Source records:
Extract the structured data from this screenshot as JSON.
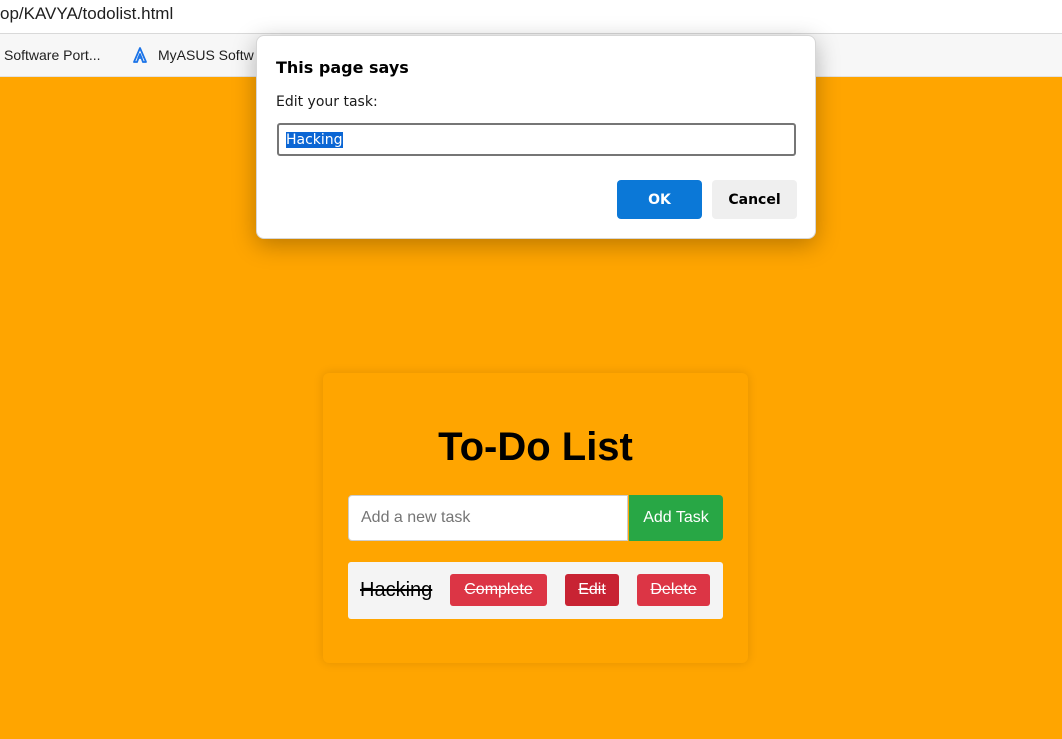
{
  "browser": {
    "address_text": "op/KAVYA/todolist.html",
    "bookmarks": [
      {
        "label": "Software Port...",
        "icon": "none"
      },
      {
        "label": "MyASUS Softw",
        "icon": "asus-logo-icon"
      }
    ]
  },
  "todo": {
    "title": "To-Do List",
    "input_placeholder": "Add a new task",
    "input_value": "",
    "add_button_label": "Add Task",
    "tasks": [
      {
        "text": "Hacking",
        "completed": true,
        "complete_label": "Complete",
        "edit_label": "Edit",
        "delete_label": "Delete"
      }
    ]
  },
  "dialog": {
    "title": "This page says",
    "message": "Edit your task:",
    "input_value": "Hacking",
    "ok_label": "OK",
    "cancel_label": "Cancel"
  },
  "colors": {
    "page_background": "#ffa500",
    "add_button": "#28a745",
    "danger_button": "#dc3545",
    "danger_button_hover": "#c82333",
    "dialog_ok": "#0b78d7"
  }
}
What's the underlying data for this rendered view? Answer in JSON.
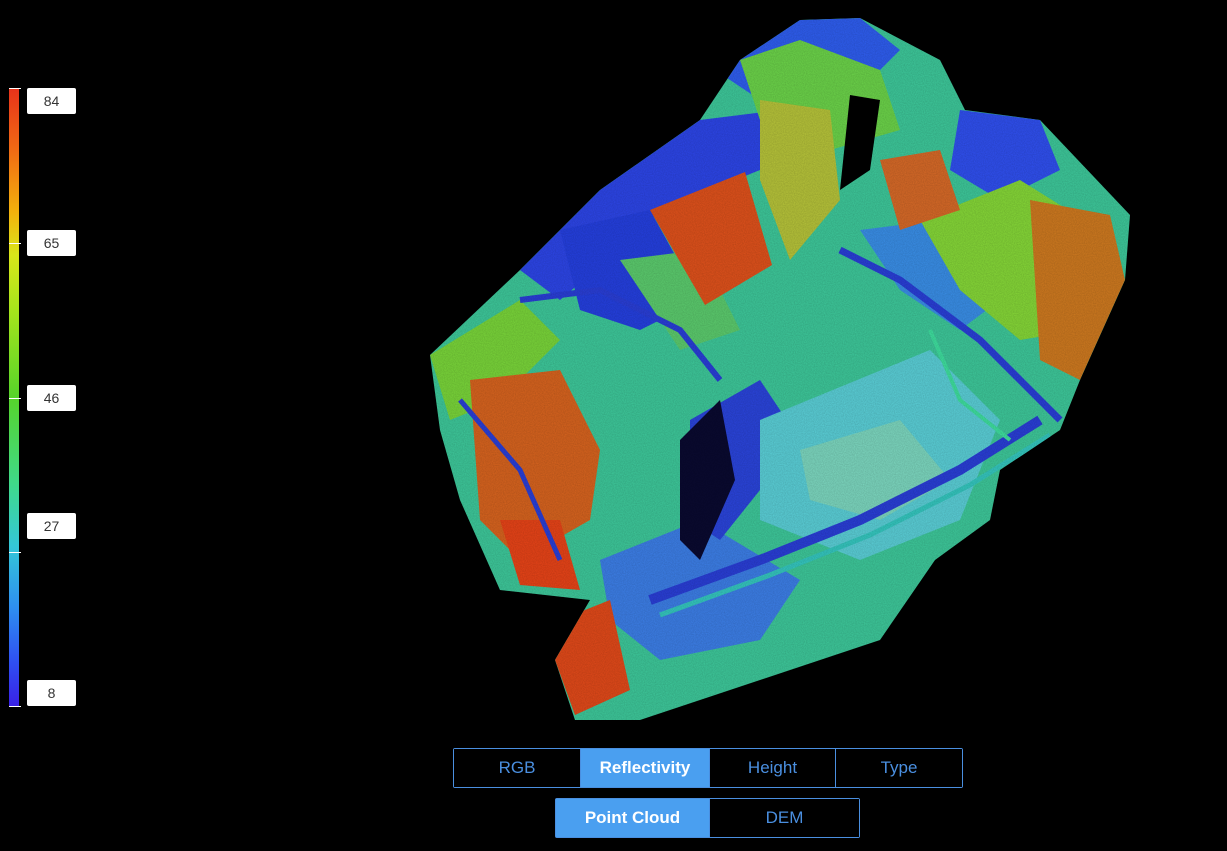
{
  "legend": {
    "labels": [
      "84",
      "65",
      "46",
      "27",
      "8"
    ]
  },
  "view_mode": {
    "options": [
      "RGB",
      "Reflectivity",
      "Height",
      "Type"
    ],
    "selected": "Reflectivity"
  },
  "data_type": {
    "options": [
      "Point Cloud",
      "DEM"
    ],
    "selected": "Point Cloud"
  },
  "colors": {
    "accent": "#4a9ff0",
    "border": "#4a8fe0",
    "background": "#000000"
  }
}
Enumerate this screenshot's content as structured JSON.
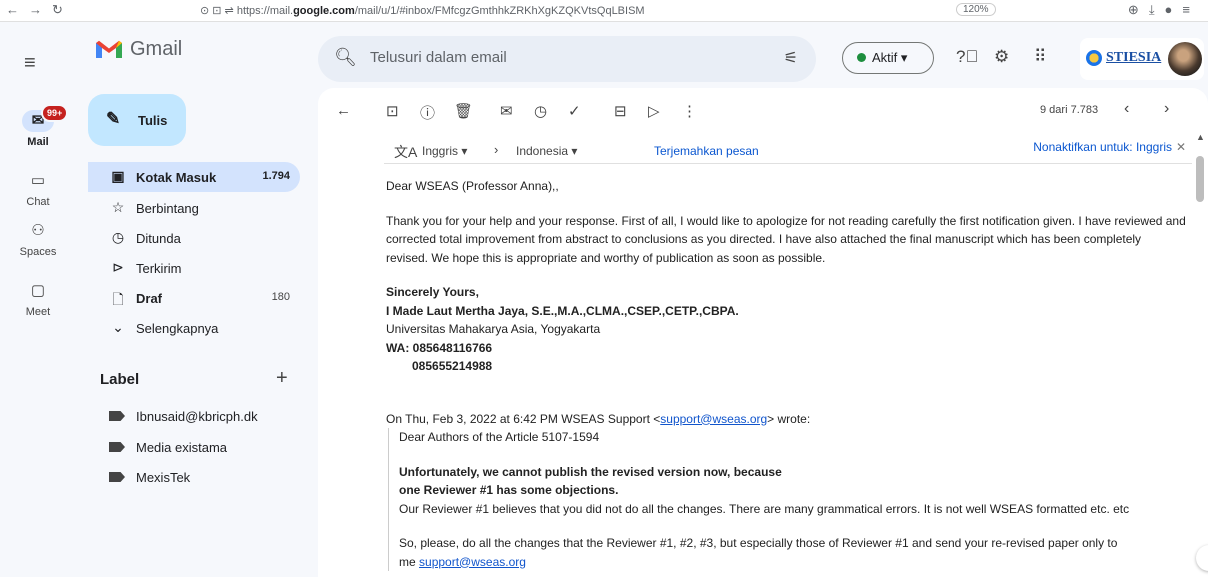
{
  "browser": {
    "url_prefix": "https://mail.",
    "url_domain": "google.com",
    "url_rest": "/mail/u/1/#inbox/FMfcgzGmthhkZRKhXgKZQKVtsQqLBISM",
    "zoom": "120%"
  },
  "rail": {
    "mail_label": "Mail",
    "mail_badge": "99+",
    "chat_label": "Chat",
    "spaces_label": "Spaces",
    "meet_label": "Meet"
  },
  "header": {
    "app_name": "Gmail",
    "search_placeholder": "Telusuri dalam email",
    "status_label": "Aktif",
    "org_name": "STIESIA"
  },
  "sidebar": {
    "compose_label": "Tulis",
    "items": [
      {
        "label": "Kotak Masuk",
        "count": "1.794"
      },
      {
        "label": "Berbintang",
        "count": ""
      },
      {
        "label": "Ditunda",
        "count": ""
      },
      {
        "label": "Terkirim",
        "count": ""
      },
      {
        "label": "Draf",
        "count": "180"
      },
      {
        "label": "Selengkapnya",
        "count": ""
      }
    ],
    "labels_heading": "Label",
    "labels": [
      "Ibnusaid@kbricph.dk",
      "Media existama",
      "MexisTek"
    ]
  },
  "toolbar": {
    "paging": "9 dari 7.783"
  },
  "translate": {
    "source_lang": "Inggris",
    "target_lang": "Indonesia",
    "translate_link": "Terjemahkan pesan",
    "disable_link": "Nonaktifkan untuk: Inggris"
  },
  "email": {
    "greeting": "Dear WSEAS (Professor Anna),,",
    "para1": "Thank you for your help and your response. First of all, I would like to apologize for not reading carefully the first notification given. I have reviewed and corrected total improvement from abstract to conclusions as you directed. I have also attached the final manuscript which has been completely revised. We hope this is appropriate and worthy of publication as soon as possible.",
    "closing": "Sincerely Yours,",
    "name": "I Made Laut Mertha Jaya, S.E.,M.A.,CLMA.,CSEP.,CETP.,CBPA.",
    "affiliation": "Universitas Mahakarya Asia, Yogyakarta",
    "wa1": "WA: 085648116766",
    "wa2": "085655214988",
    "quote_header_pre": "On Thu, Feb 3, 2022 at 6:42 PM WSEAS Support <",
    "quote_email": "support@wseas.org",
    "quote_header_post": "> wrote:",
    "q_greeting": "Dear Authors of the Article  5107-1594",
    "q_bold1": "Unfortunately, we cannot publish the revised version now, because",
    "q_bold2": "one  Reviewer #1  has some objections.",
    "q_line": "Our Reviewer #1 believes that you did not do all the changes. There are many grammatical errors. It is not well WSEAS formatted etc. etc",
    "q_para2": "So, please, do all the changes that the Reviewer #1, #2, #3, but especially those of Reviewer #1 and send your re-revised paper only to",
    "q_me": "me ",
    "q_email2": "support@wseas.org"
  }
}
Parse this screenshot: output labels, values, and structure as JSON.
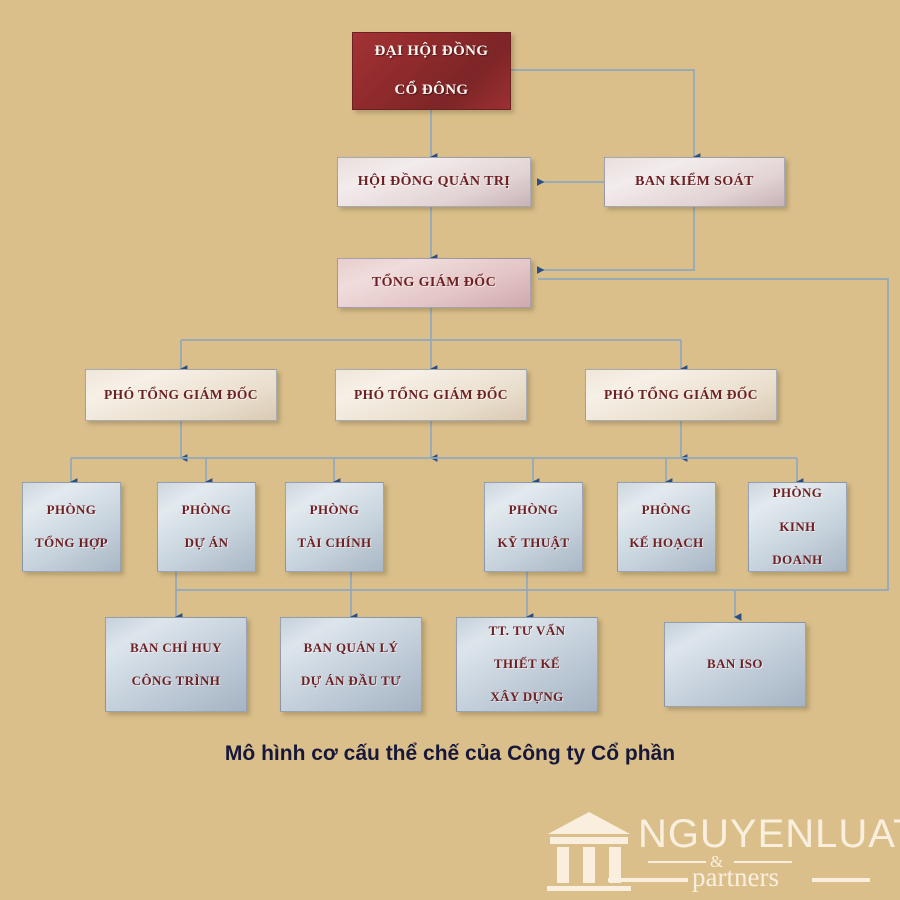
{
  "background_color": "#dabf8a",
  "caption": "Mô hình cơ cấu thể chế của Công ty Cổ phần",
  "colors": {
    "level1_box": "#8e2a2c",
    "level1_text": "#fdf6f1",
    "box_text": "#6e1f22",
    "connector": "#8fa8bd",
    "arrowhead": "#2a4f86",
    "caption_text": "#17173a",
    "watermark_text": "#fdf4e6"
  },
  "nodes": {
    "shareholders_meeting": {
      "line1": "ĐẠI HỘI ĐỒNG",
      "line2": "CỔ ĐÔNG"
    },
    "board_of_management": {
      "line1": "HỘI ĐỒNG QUẢN TRỊ"
    },
    "supervisory_board": {
      "line1": "BAN KIỂM SOÁT"
    },
    "general_director": {
      "line1": "TỔNG GIÁM ĐỐC"
    },
    "deputy_director_1": {
      "line1": "PHÓ TỔNG GIÁM ĐỐC"
    },
    "deputy_director_2": {
      "line1": "PHÓ TỔNG GIÁM ĐỐC"
    },
    "deputy_director_3": {
      "line1": "PHÓ TỔNG GIÁM ĐỐC"
    },
    "dept_general": {
      "line1": "PHÒNG",
      "line2": "TỔNG HỢP"
    },
    "dept_project": {
      "line1": "PHÒNG",
      "line2": "DỰ ÁN"
    },
    "dept_finance": {
      "line1": "PHÒNG",
      "line2": "TÀI CHÍNH"
    },
    "dept_technical": {
      "line1": "PHÒNG",
      "line2": "KỸ THUẬT"
    },
    "dept_planning": {
      "line1": "PHÒNG",
      "line2": "KẾ HOẠCH"
    },
    "dept_business": {
      "line1": "PHÒNG",
      "line2": "KINH",
      "line3": "DOANH"
    },
    "construction_command": {
      "line1": "BAN CHỈ HUY",
      "line2": "CÔNG TRÌNH"
    },
    "investment_project_mgmt": {
      "line1": "BAN QUẢN LÝ",
      "line2": "DỰ ÁN ĐẦU TƯ"
    },
    "design_consulting_center": {
      "line1": "TT. TƯ VẤN",
      "line2": "THIẾT KẾ",
      "line3": "XÂY DỰNG"
    },
    "iso_board": {
      "line1": "BAN ISO"
    }
  },
  "watermark": {
    "name": "NGUYENLUAT",
    "ampersand": "&",
    "subtitle": "partners",
    "icon": "classical-column-icon"
  }
}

Short task:
Only lines with the string "that" belong in your answer; copy each one.

Written response:
    "q_line": "Our Reviewer #1 believes that you did not do all the changes. There are many grammatical errors. It is not well WSEAS formatted etc. etc",
    "q_para2": "So, please, do all the changes that the Reviewer #1, #2, #3, but especially those of Reviewer #1 and send your re-revised paper only to",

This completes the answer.